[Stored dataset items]
·····
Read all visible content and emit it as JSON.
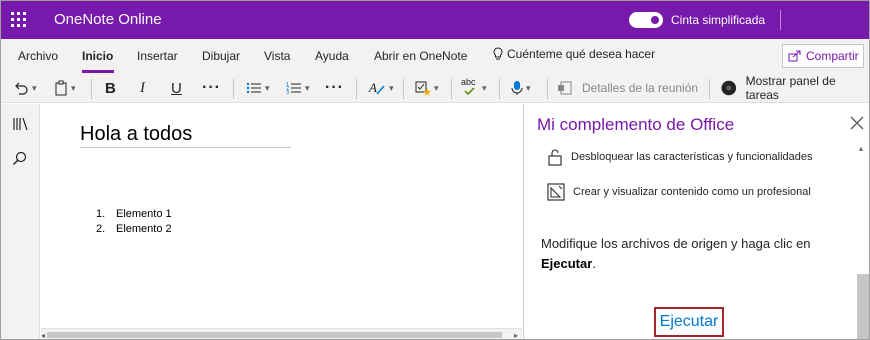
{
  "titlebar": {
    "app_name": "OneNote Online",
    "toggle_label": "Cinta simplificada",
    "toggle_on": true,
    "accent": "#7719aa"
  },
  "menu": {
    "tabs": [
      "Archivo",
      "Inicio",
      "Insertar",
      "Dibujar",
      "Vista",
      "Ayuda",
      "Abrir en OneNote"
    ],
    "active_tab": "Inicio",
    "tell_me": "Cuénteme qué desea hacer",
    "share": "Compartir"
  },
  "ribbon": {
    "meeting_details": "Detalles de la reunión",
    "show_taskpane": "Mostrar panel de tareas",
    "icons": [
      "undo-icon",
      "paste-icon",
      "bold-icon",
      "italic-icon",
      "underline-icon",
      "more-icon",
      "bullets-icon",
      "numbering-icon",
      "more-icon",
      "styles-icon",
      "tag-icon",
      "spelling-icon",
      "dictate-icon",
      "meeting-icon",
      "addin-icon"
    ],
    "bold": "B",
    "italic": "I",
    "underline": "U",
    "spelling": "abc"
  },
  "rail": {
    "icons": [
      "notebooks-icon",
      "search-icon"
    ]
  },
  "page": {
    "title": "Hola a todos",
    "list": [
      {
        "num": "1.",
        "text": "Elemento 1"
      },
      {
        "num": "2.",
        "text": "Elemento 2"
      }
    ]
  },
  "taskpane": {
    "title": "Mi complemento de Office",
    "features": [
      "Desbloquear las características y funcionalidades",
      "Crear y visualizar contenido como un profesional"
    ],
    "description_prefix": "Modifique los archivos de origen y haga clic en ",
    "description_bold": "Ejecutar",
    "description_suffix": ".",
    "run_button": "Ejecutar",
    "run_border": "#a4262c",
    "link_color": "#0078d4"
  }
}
·····
**What to work on**. All of the entries above should be duplicated exactly, except for the pictures.

**Correct response**.
Read all visible content and emit it as JSON.
{
  "titlebar": {
    "app_name": "OneNote Online",
    "toggle_label": "Cinta simplificada",
    "toggle_on": true,
    "accent": "#7719aa"
  },
  "menu": {
    "tabs": [
      "Archivo",
      "Inicio",
      "Insertar",
      "Dibujar",
      "Vista",
      "Ayuda",
      "Abrir en OneNote"
    ],
    "active_tab": "Inicio",
    "tell_me": "Cuénteme qué desea hacer",
    "share": "Compartir"
  },
  "ribbon": {
    "meeting_details": "Detalles de la reunión",
    "show_taskpane": "Mostrar panel de tareas",
    "icons": [
      "undo-icon",
      "paste-icon",
      "bold-icon",
      "italic-icon",
      "underline-icon",
      "more-icon",
      "bullets-icon",
      "numbering-icon",
      "more-icon",
      "styles-icon",
      "tag-icon",
      "spelling-icon",
      "dictate-icon",
      "meeting-icon",
      "addin-icon"
    ],
    "bold": "B",
    "italic": "I",
    "underline": "U",
    "spelling": "abc"
  },
  "rail": {
    "icons": [
      "notebooks-icon",
      "search-icon"
    ]
  },
  "page": {
    "title": "Hola a todos",
    "list": [
      {
        "num": "1.",
        "text": "Elemento 1"
      },
      {
        "num": "2.",
        "text": "Elemento 2"
      }
    ]
  },
  "taskpane": {
    "title": "Mi complemento de Office",
    "features": [
      "Desbloquear las características y funcionalidades",
      "Crear y visualizar contenido como un profesional"
    ],
    "description_prefix": "Modifique los archivos de origen y haga clic en ",
    "description_bold": "Ejecutar",
    "description_suffix": ".",
    "run_button": "Ejecutar",
    "run_border": "#a4262c",
    "link_color": "#0078d4"
  }
}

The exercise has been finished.